> [Exercise prompt] Pictures don't belong in the copy; print all the records exactly.

[Data tied to figure images]
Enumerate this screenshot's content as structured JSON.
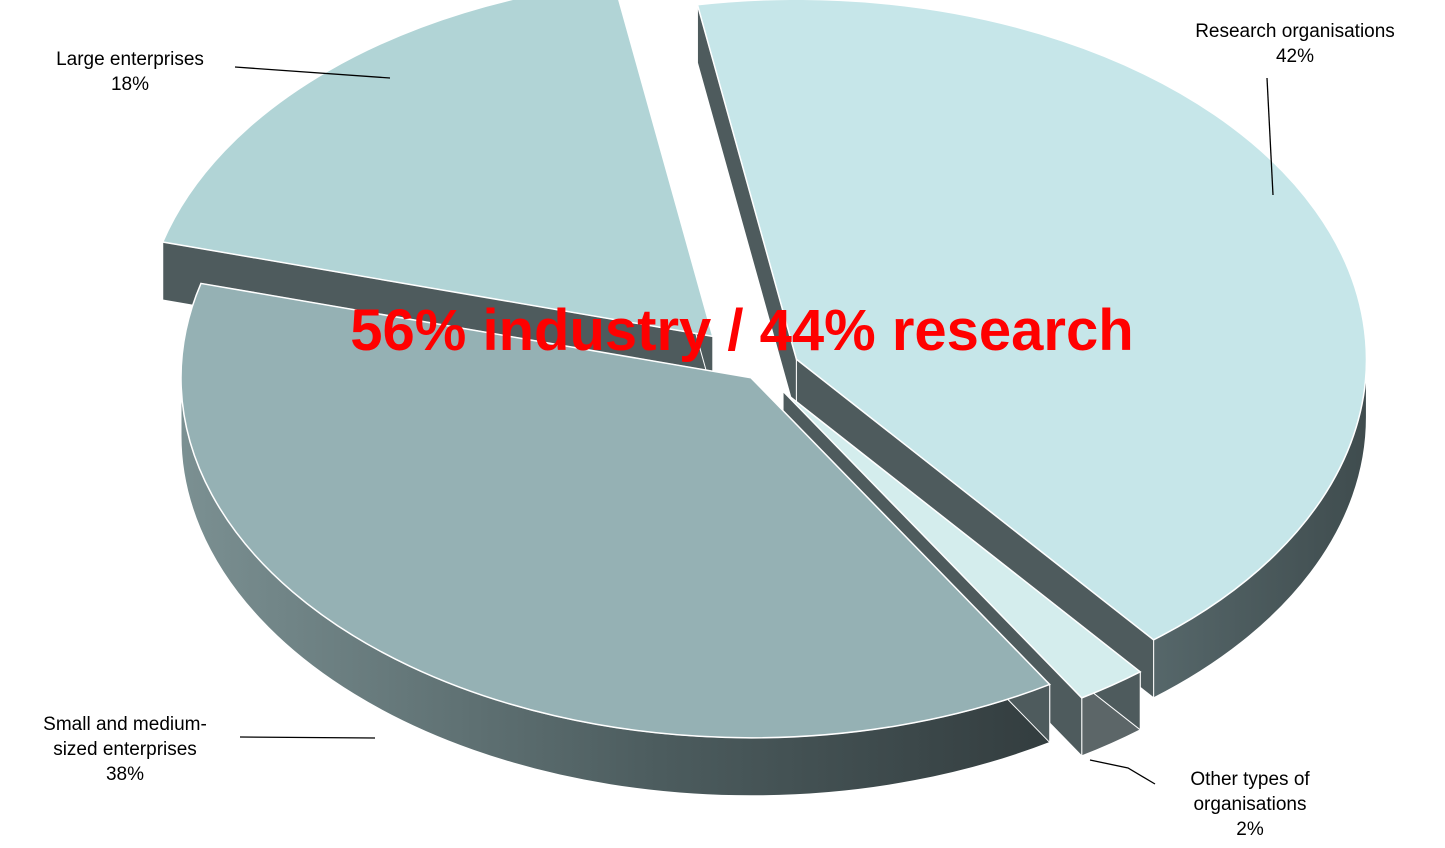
{
  "chart_data": {
    "type": "pie",
    "title": "",
    "annotation": "56% industry / 44% research",
    "slices": [
      {
        "label_lines": [
          "Research organisations",
          "42%"
        ],
        "value": 42,
        "color": "#c6e6e9"
      },
      {
        "label_lines": [
          "Other types of",
          "organisations",
          "2%"
        ],
        "value": 2,
        "color": "#d4eded"
      },
      {
        "label_lines": [
          "Small and medium-",
          "sized enterprises",
          "38%"
        ],
        "value": 38,
        "color": "#95b1b4"
      },
      {
        "label_lines": [
          "Large enterprises",
          "18%"
        ],
        "value": 18,
        "color": "#b1d4d6"
      }
    ]
  }
}
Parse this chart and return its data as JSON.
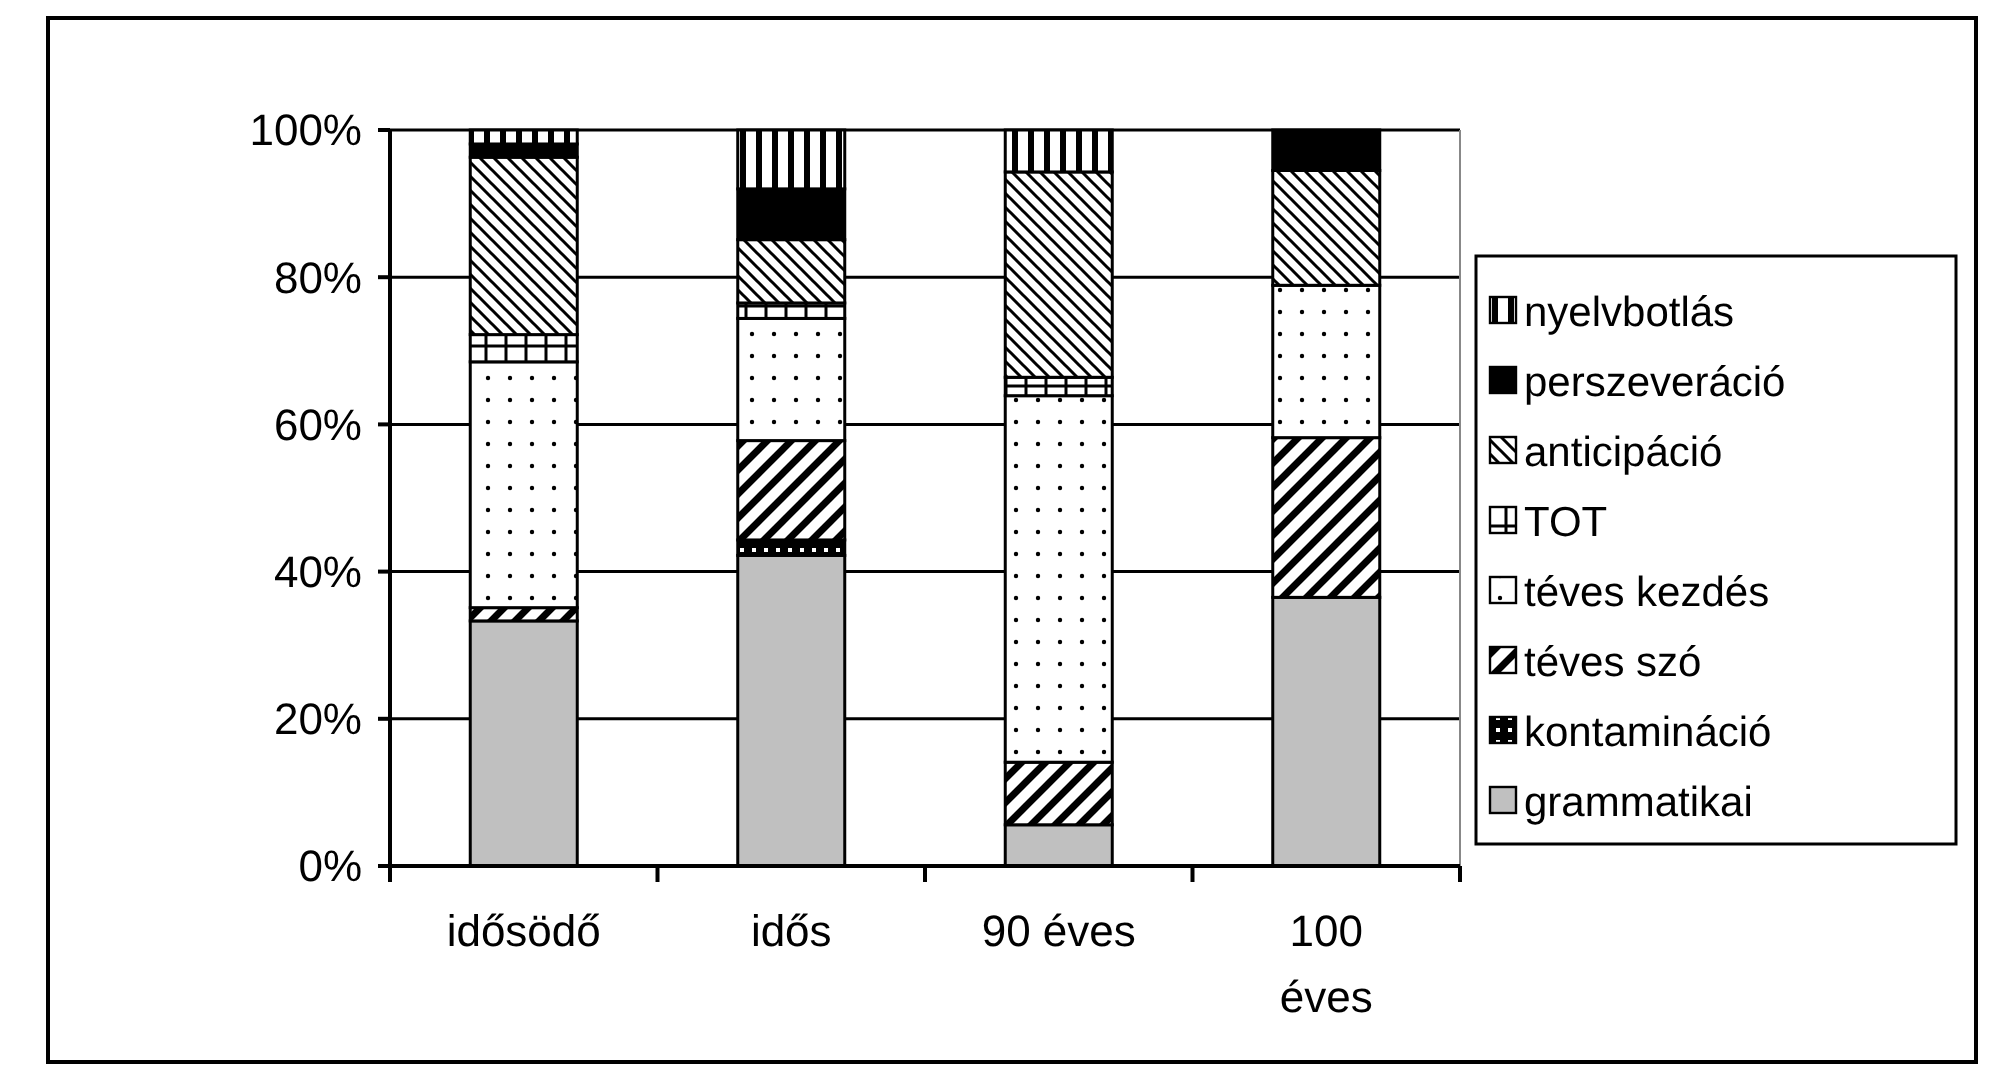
{
  "chart_data": {
    "type": "bar",
    "stacked": true,
    "categories": [
      "idősödő",
      "idős",
      "90 éves",
      "100 éves"
    ],
    "series": [
      {
        "name": "grammatikai",
        "color": "#c0c0c0",
        "values": [
          33.3,
          42.2,
          5.6,
          36.5
        ]
      },
      {
        "name": "kontamináció",
        "color": "#000000",
        "values": [
          0,
          2.1,
          0,
          0
        ]
      },
      {
        "name": "téves szó",
        "color": "#000000",
        "values": [
          1.8,
          13.5,
          8.5,
          21.7
        ]
      },
      {
        "name": "téves kezdés",
        "color": "#000000",
        "values": [
          33.4,
          16.6,
          49.8,
          20.7
        ]
      },
      {
        "name": "TOT",
        "color": "#000000",
        "values": [
          3.7,
          2.1,
          2.5,
          0
        ]
      },
      {
        "name": "anticipáció",
        "color": "#000000",
        "values": [
          24.1,
          8.6,
          27.9,
          15.6
        ]
      },
      {
        "name": "perszeveráció",
        "color": "#000000",
        "values": [
          1.8,
          6.9,
          0,
          5.5
        ]
      },
      {
        "name": "nyelvbotlás",
        "color": "#000000",
        "values": [
          1.9,
          8.0,
          5.7,
          0
        ]
      }
    ],
    "ylim": [
      0,
      100
    ],
    "yticks": [
      {
        "value": 0,
        "label": "0%"
      },
      {
        "value": 20,
        "label": "20%"
      },
      {
        "value": 40,
        "label": "40%"
      },
      {
        "value": 60,
        "label": "60%"
      },
      {
        "value": 80,
        "label": "80%"
      },
      {
        "value": 100,
        "label": "100%"
      }
    ],
    "grid": "y",
    "legend": "right"
  }
}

> [Result]
Enumerate this screenshot's content as structured JSON.
{
  "chart_data": {
    "type": "pie",
    "title": "",
    "annotation": "56% industry / 44% research",
    "slices": [
      {
        "label_lines": [
          "Research organisations",
          "42%"
        ],
        "value": 42,
        "color": "#c6e6e9"
      },
      {
        "label_lines": [
          "Other types of",
          "organisations",
          "2%"
        ],
        "value": 2,
        "color": "#d4eded"
      },
      {
        "label_lines": [
          "Small and medium-",
          "sized enterprises",
          "38%"
        ],
        "value": 38,
        "color": "#95b1b4"
      },
      {
        "label_lines": [
          "Large enterprises",
          "18%"
        ],
        "value": 18,
        "color": "#b1d4d6"
      }
    ]
  }
}
Parse this chart and return its data as JSON.
{
  "chart_data": {
    "type": "bar",
    "stacked": true,
    "categories": [
      "idősödő",
      "idős",
      "90 éves",
      "100 éves"
    ],
    "series": [
      {
        "name": "grammatikai",
        "color": "#c0c0c0",
        "values": [
          33.3,
          42.2,
          5.6,
          36.5
        ]
      },
      {
        "name": "kontamináció",
        "color": "#000000",
        "values": [
          0,
          2.1,
          0,
          0
        ]
      },
      {
        "name": "téves szó",
        "color": "#000000",
        "values": [
          1.8,
          13.5,
          8.5,
          21.7
        ]
      },
      {
        "name": "téves kezdés",
        "color": "#000000",
        "values": [
          33.4,
          16.6,
          49.8,
          20.7
        ]
      },
      {
        "name": "TOT",
        "color": "#000000",
        "values": [
          3.7,
          2.1,
          2.5,
          0
        ]
      },
      {
        "name": "anticipáció",
        "color": "#000000",
        "values": [
          24.1,
          8.6,
          27.9,
          15.6
        ]
      },
      {
        "name": "perszeveráció",
        "color": "#000000",
        "values": [
          1.8,
          6.9,
          0,
          5.5
        ]
      },
      {
        "name": "nyelvbotlás",
        "color": "#000000",
        "values": [
          1.9,
          8.0,
          5.7,
          0
        ]
      }
    ],
    "ylim": [
      0,
      100
    ],
    "yticks": [
      {
        "value": 0,
        "label": "0%"
      },
      {
        "value": 20,
        "label": "20%"
      },
      {
        "value": 40,
        "label": "40%"
      },
      {
        "value": 60,
        "label": "60%"
      },
      {
        "value": 80,
        "label": "80%"
      },
      {
        "value": 100,
        "label": "100%"
      }
    ],
    "grid": "y",
    "legend": "right"
  }
}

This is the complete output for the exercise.